**EXTRACTED ENTRIES**
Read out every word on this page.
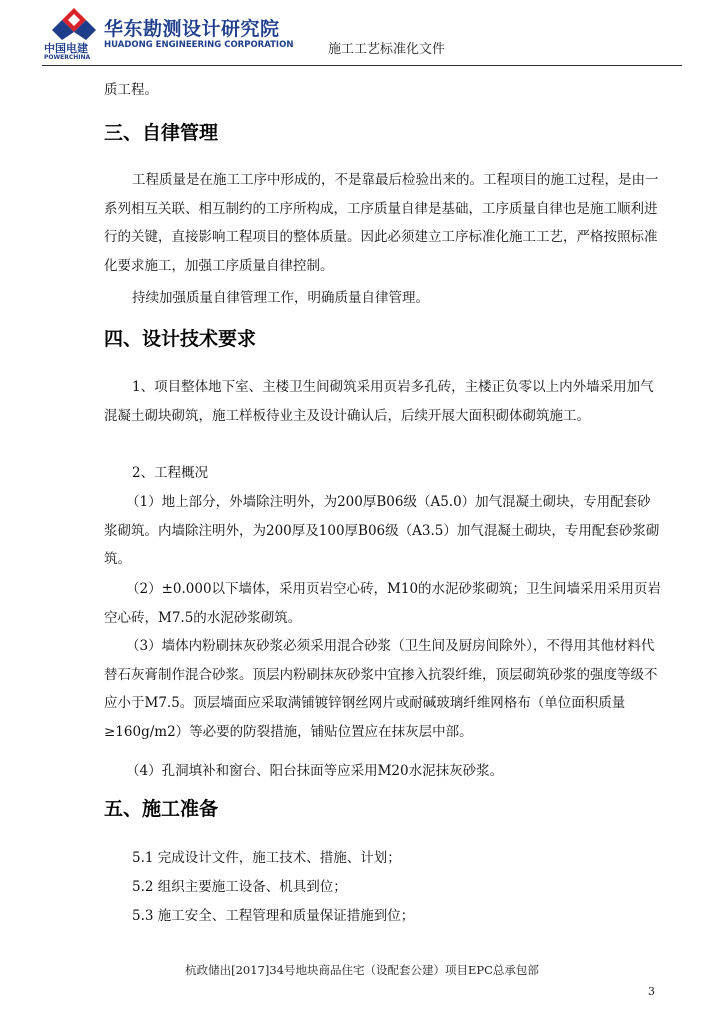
中国电建
POWERCHINA
华东勘测设计研究院
HUADONG ENGINEERING CORPORATION	施工工艺标准化文件

质工程。

三、自律管理

工程质量是在施工工序中形成的，不是靠最后检验出来的。工程项目的施工过程，是由一系列相互关联、相互制约的工序所构成，工序质量自律是基础，工序质量自律也是施工顺利进行的关键，直接影响工程项目的整体质量。因此必须建立工序标准化施工工艺，严格按照标准化要求施工，加强工序质量自律控制。

持续加强质量自律管理工作，明确质量自律管理。

四、设计技术要求

1、项目整体地下室、主楼卫生间砌筑采用页岩多孔砖，主楼正负零以上内外墙采用加气混凝土砌块砌筑，施工样板待业主及设计确认后，后续开展大面积砌体砌筑施工。

2、工程概况

（1）地上部分，外墙除注明外，为200厚B06级（A5.0）加气混凝土砌块，专用配套砂浆砌筑。内墙除注明外，为200厚及100厚B06级（A3.5）加气混凝土砌块，专用配套砂浆砌筑。

（2）±0.000以下墙体，采用页岩空心砖，M10的水泥砂浆砌筑；卫生间墙采用采用页岩空心砖，M7.5的水泥砂浆砌筑。

（3）墙体内粉刷抹灰砂浆必须采用混合砂浆（卫生间及厨房间除外），不得用其他材料代替石灰膏制作混合砂浆。顶层内粉刷抹灰砂浆中宜掺入抗裂纤维，顶层砌筑砂浆的强度等级不应小于M7.5。顶层墙面应采取满铺镀锌钢丝网片或耐碱玻璃纤维网格布（单位面积质量≥160g/m2）等必要的防裂措施，铺贴位置应在抹灰层中部。

（4）孔洞填补和窗台、阳台抹面等应采用M20水泥抹灰砂浆。

五、施工准备

5.1 完成设计文件，施工技术、措施、计划；

5.2 组织主要施工设备、机具到位；

5.3 施工安全、工程管理和质量保证措施到位；

杭政储出[2017]34号地块商品住宅（设配套公建）项目EPC总承包部
3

**REQUIRED WORK**
Copy all of the entries verbatim, leaving out any pictures they contain.

**EXERCISE RESULT**
Read out every word on this page.
中国电建
POWERCHINA
华东勘测设计研究院
HUADONG ENGINEERING CORPORATION	施工工艺标准化文件

质工程。

三、自律管理

工程质量是在施工工序中形成的，不是靠最后检验出来的。工程项目的施工过程，是由一系列相互关联、相互制约的工序所构成，工序质量自律是基础，工序质量自律也是施工顺利进行的关键，直接影响工程项目的整体质量。因此必须建立工序标准化施工工艺，严格按照标准化要求施工，加强工序质量自律控制。

持续加强质量自律管理工作，明确质量自律管理。

四、设计技术要求

1、项目整体地下室、主楼卫生间砌筑采用页岩多孔砖，主楼正负零以上内外墙采用加气混凝土砌块砌筑，施工样板待业主及设计确认后，后续开展大面积砌体砌筑施工。

2、工程概况

（1）地上部分，外墙除注明外，为200厚B06级（A5.0）加气混凝土砌块，专用配套砂浆砌筑。内墙除注明外，为200厚及100厚B06级（A3.5）加气混凝土砌块，专用配套砂浆砌筑。

（2）±0.000以下墙体，采用页岩空心砖，M10的水泥砂浆砌筑；卫生间墙采用采用页岩空心砖，M7.5的水泥砂浆砌筑。

（3）墙体内粉刷抹灰砂浆必须采用混合砂浆（卫生间及厨房间除外），不得用其他材料代替石灰膏制作混合砂浆。顶层内粉刷抹灰砂浆中宜掺入抗裂纤维，顶层砌筑砂浆的强度等级不应小于M7.5。顶层墙面应采取满铺镀锌钢丝网片或耐碱玻璃纤维网格布（单位面积质量≥160g/m2）等必要的防裂措施，铺贴位置应在抹灰层中部。

（4）孔洞填补和窗台、阳台抹面等应采用M20水泥抹灰砂浆。

五、施工准备

5.1 完成设计文件，施工技术、措施、计划；

5.2 组织主要施工设备、机具到位；

5.3 施工安全、工程管理和质量保证措施到位；

杭政储出[2017]34号地块商品住宅（设配套公建）项目EPC总承包部
3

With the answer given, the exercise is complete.